Given records start
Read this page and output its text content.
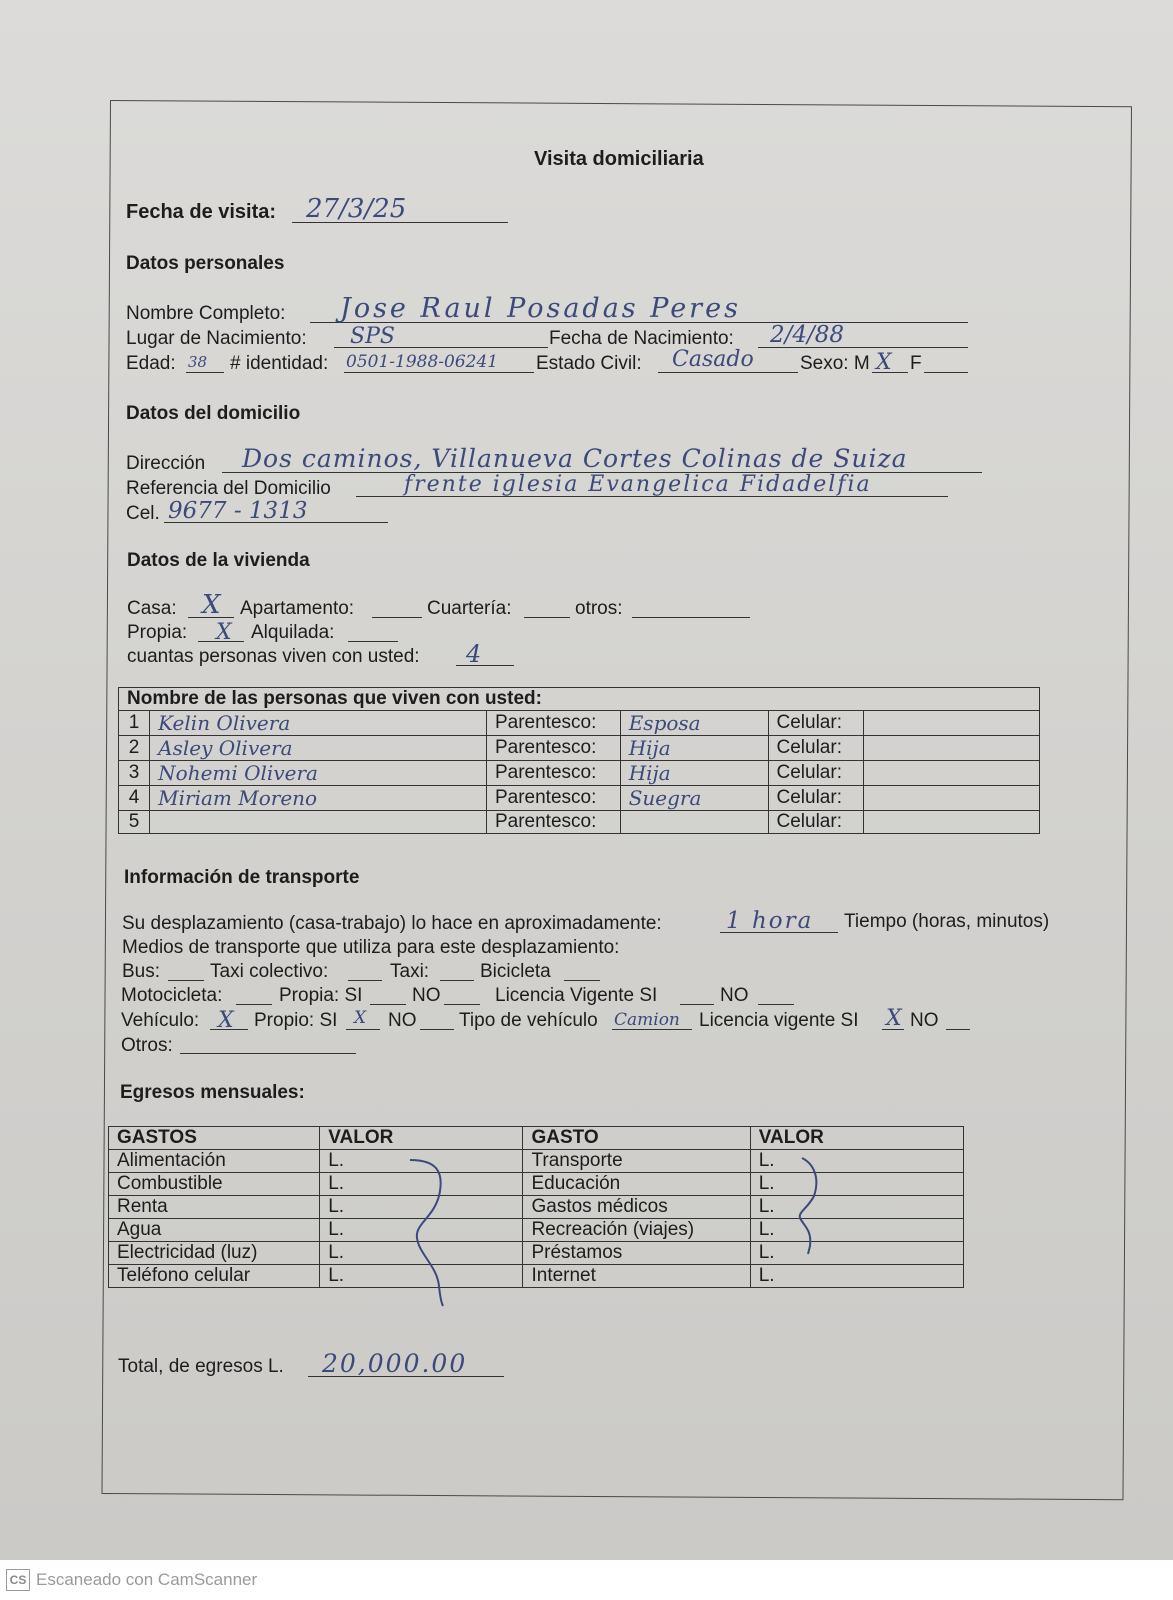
Visita domiciliaria
Fecha de visita: 27/3/25
Datos personales
Nombre Completo: Jose Raul Posadas Peres
Lugar de Nacimiento: SPS	Fecha de Nacimiento: 2/4/88
Edad: 38 # identidad: 0501-1988-06241 Estado Civil: Casado Sexo: M X F
Datos del domicilio
Dirección Dos caminos, Villanueva Cortes Colinas de Suiza
Referencia del Domicilio	frente iglesia Evangelica Fidadelfia
Cel. 9677 - 1313
Datos de la vivienda
Casa: X Apartamento:	Cuartería:	otros:
Propia: X Alquilada:
cuantas personas viven con usted: 4
Nombre de las personas que viven con usted:					
1	Kelin Olivera	Parentesco:	Esposa	Celular:	
2	Asley Olivera	Parentesco:	Hija	Celular:	
3	Nohemi Olivera	Parentesco:	Hija	Celular:	
4	Miriam Moreno	Parentesco:	Suegra	Celular:	
5		Parentesco:		Celular:	
Información de transporte
Su desplazamiento (casa-trabajo) lo hace en aproximadamente:	1 hora Tiempo (horas, minutos)
Medios de transporte que utiliza para este desplazamiento:
Bus:	Taxi colectivo:	Taxi:	Bicicleta
Motocicleta:	Propia: SI	NO	Licencia Vigente SI	NO
Vehículo: X Propio: SI X NO Tipo de vehículo Camion Licencia vigente SI X NO
Otros:
Egresos mensuales:
GASTOS	VALOR	GASTO	VALOR
Alimentación	L.	Transporte	L.
Combustible	L.	Educación	L.
Renta	L.	Gastos médicos	L.
Agua	L.	Recreación (viajes)	L.
Electricidad (luz)	L.	Préstamos	L.
Teléfono celular	L.	Internet	L.
Total, de egresos L. 20,000.00
CS Escaneado con CamScanner
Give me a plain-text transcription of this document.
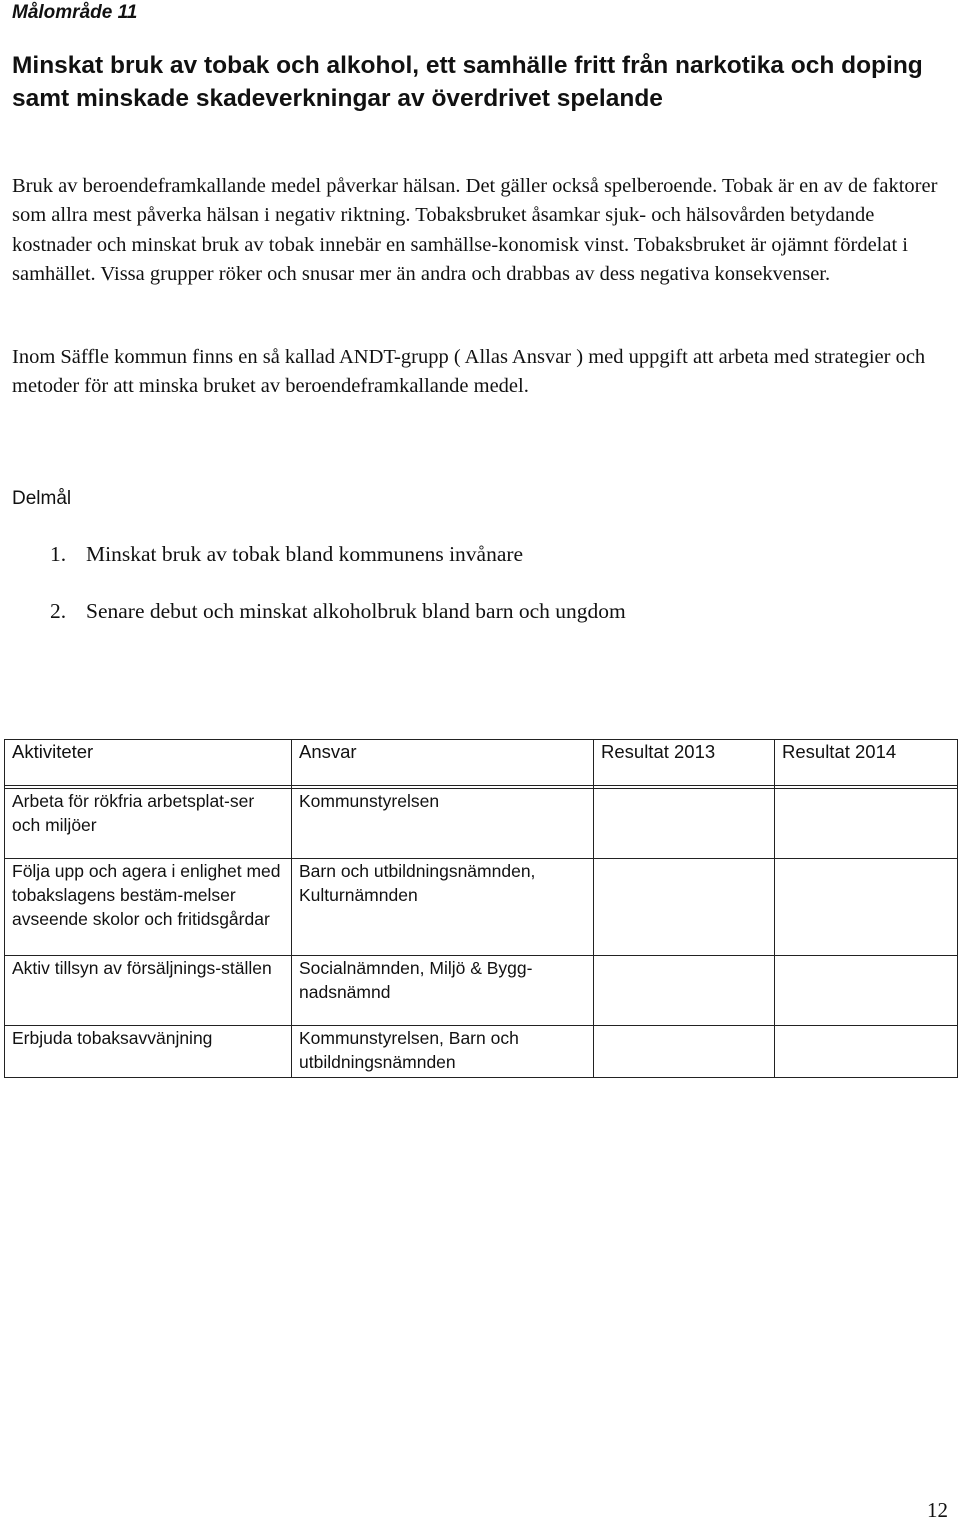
Målområde 11
Minskat bruk av tobak och alkohol, ett samhälle fritt från narkotika och doping samt minskade skadeverkningar av överdrivet spelande

Bruk av beroendeframkallande medel påverkar hälsan. Det gäller också spelberoende. Tobak är en av de faktorer som allra mest påverka hälsan i negativ riktning. Tobaksbruket åsamkar sjuk- och hälsovården betydande kostnader och minskat bruk av tobak innebär en samhällse-konomisk vinst. Tobaksbruket är ojämnt fördelat i samhället. Vissa grupper röker och snusar mer än andra och drabbas av dess negativa konsekvenser.

Inom Säffle kommun finns en så kallad ANDT-grupp ( Allas Ansvar ) med uppgift att arbeta med strategier och metoder för att minska bruket av beroendeframkallande medel.

Delmål
1. Minskat bruk av tobak bland kommunens invånare
2. Senare debut och minskat alkoholbruk bland barn och ungdom
Aktiviteter	Ansvar	Resultat 2013	Resultat 2014

Arbeta för rökfria arbetsplat-ser och miljöer	Kommunstyrelsen		
Följa upp och agera i enlighet med tobakslagens bestäm-melser avseende skolor och fritidsgårdar	Barn och utbildningsnämnden, Kulturnämnden		
Aktiv tillsyn av försäljnings-ställen	Socialnämnden, Miljö & Bygg-nadsnämnd		
Erbjuda tobaksavvänjning	Kommunstyrelsen, Barn och utbildningsnämnden		
12
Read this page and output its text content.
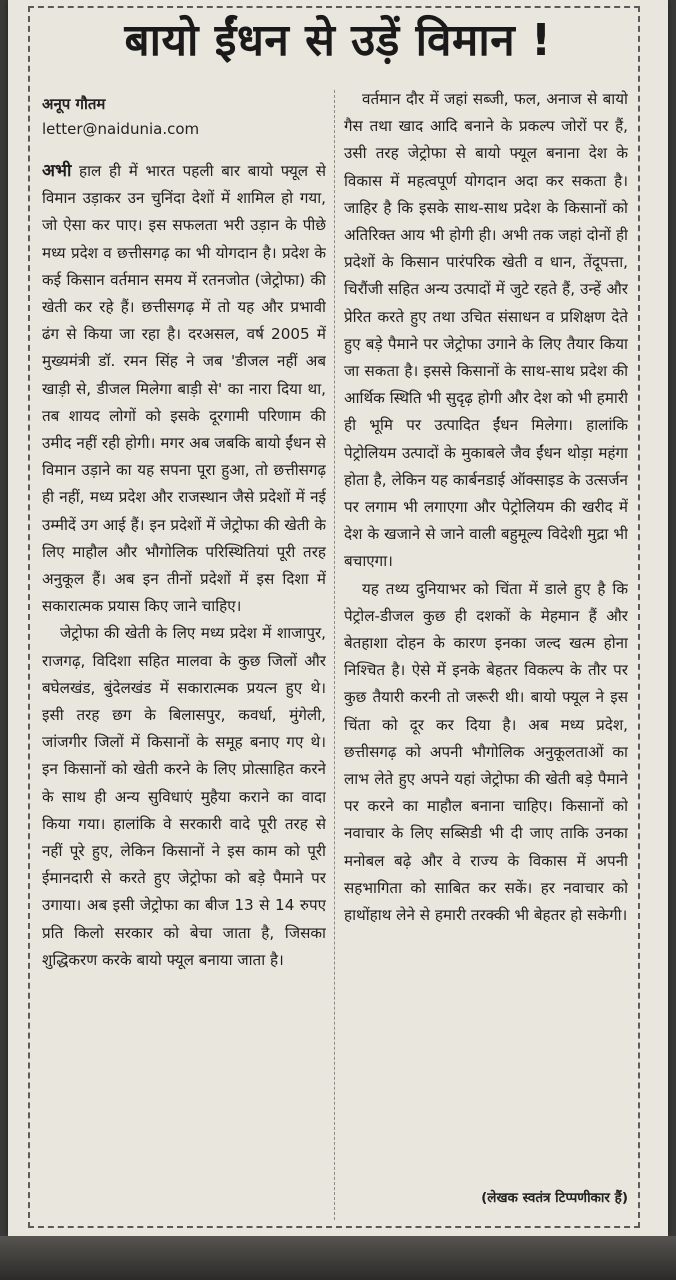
बायो ईंधन से उड़ें विमान !
अनूप गौतम
letter@naidunia.com

अभी हाल ही में भारत पहली बार बायो फ्यूल से विमान उड़ाकर उन चुनिंदा देशों में शामिल हो गया, जो ऐसा कर पाए। इस सफलता भरी उड़ान के पीछे मध्य प्रदेश व छत्तीसगढ़ का भी योगदान है। प्रदेश के कई किसान वर्तमान समय में रतनजोत (जेट्रोफा) की खेती कर रहे हैं। छत्तीसगढ़ में तो यह और प्रभावी ढंग से किया जा रहा है। दरअसल, वर्ष 2005 में मुख्यमंत्री डॉ. रमन सिंह ने जब 'डीजल नहीं अब खाड़ी से, डीजल मिलेगा बाड़ी से' का नारा दिया था, तब शायद लोगों को इसके दूरगामी परिणाम की उमीद नहीं रही होगी। मगर अब जबकि बायो ईंधन से विमान उड़ाने का यह सपना पूरा हुआ, तो छत्तीसगढ़ ही नहीं, मध्य प्रदेश और राजस्थान जैसे प्रदेशों में नई उम्मीदें उग आई हैं। इन प्रदेशों में जेट्रोफा की खेती के लिए माहौल और भौगोलिक परिस्थितियां पूरी तरह अनुकूल हैं। अब इन तीनों प्रदेशों में इस दिशा में सकारात्मक प्रयास किए जाने चाहिए।

जेट्रोफा की खेती के लिए मध्य प्रदेश में शाजापुर, राजगढ़, विदिशा सहित मालवा के कुछ जिलों और बघेलखंड, बुंदेलखंड में सकारात्मक प्रयत्न हुए थे। इसी तरह छग के बिलासपुर, कवर्धा, मुंगेली, जांजगीर जिलों में किसानों के समूह बनाए गए थे। इन किसानों को खेती करने के लिए प्रोत्साहित करने के साथ ही अन्य सुविधाएं मुहैया कराने का वादा किया गया। हालांकि वे सरकारी वादे पूरी तरह से नहीं पूरे हुए, लेकिन किसानों ने इस काम को पूरी ईमानदारी से करते हुए जेट्रोफा को बड़े पैमाने पर उगाया। अब इसी जेट्रोफा का बीज 13 से 14 रुपए प्रति किलो सरकार को बेचा जाता है, जिसका शुद्धिकरण करके बायो फ्यूल बनाया जाता है।

वर्तमान दौर में जहां सब्जी, फल, अनाज से बायो गैस तथा खाद आदि बनाने के प्रकल्प जोरों पर हैं, उसी तरह जेट्रोफा से बायो फ्यूल बनाना देश के विकास में महत्वपूर्ण योगदान अदा कर सकता है। जाहिर है कि इसके साथ-साथ प्रदेश के किसानों को अतिरिक्त आय भी होगी ही। अभी तक जहां दोनों ही प्रदेशों के किसान पारंपरिक खेती व धान, तेंदूपत्ता, चिरौंजी सहित अन्य उत्पादों में जुटे रहते हैं, उन्हें और प्रेरित करते हुए तथा उचित संसाधन व प्रशिक्षण देते हुए बड़े पैमाने पर जेट्रोफा उगाने के लिए तैयार किया जा सकता है। इससे किसानों के साथ-साथ प्रदेश की आर्थिक स्थिति भी सुदृढ़ होगी और देश को भी हमारी ही भूमि पर उत्पादित ईंधन मिलेगा। हालांकि पेट्रोलियम उत्पादों के मुकाबले जैव ईंधन थोड़ा महंगा होता है, लेकिन यह कार्बनडाई ऑक्साइड के उत्सर्जन पर लगाम भी लगाएगा और पेट्रोलियम की खरीद में देश के खजाने से जाने वाली बहुमूल्य विदेशी मुद्रा भी बचाएगा।

यह तथ्य दुनियाभर को चिंता में डाले हुए है कि पेट्रोल-डीजल कुछ ही दशकों के मेहमान हैं और बेतहाशा दोहन के कारण इनका जल्द खत्म होना निश्चित है। ऐसे में इनके बेहतर विकल्प के तौर पर कुछ तैयारी करनी तो जरूरी थी। बायो फ्यूल ने इस चिंता को दूर कर दिया है। अब मध्य प्रदेश, छत्तीसगढ़ को अपनी भौगोलिक अनुकूलताओं का लाभ लेते हुए अपने यहां जेट्रोफा की खेती बड़े पैमाने पर करने का माहौल बनाना चाहिए। किसानों को नवाचार के लिए सब्सिडी भी दी जाए ताकि उनका मनोबल बढ़े और वे राज्य के विकास में अपनी सहभागिता को साबित कर सकें। हर नवाचार को हाथोंहाथ लेने से हमारी तरक्की भी बेहतर हो सकेगी।

(लेखक स्वतंत्र टिप्पणीकार हैं)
Given records end
→ Objective:
Search the lines for the string "desplazamiento" and copy every line that has it.

→ Response:
Su desplazamiento (casa-trabajo) lo hace en aproximadamente:	1 hora Tiempo (horas, minutos)
Medios de transporte que utiliza para este desplazamiento:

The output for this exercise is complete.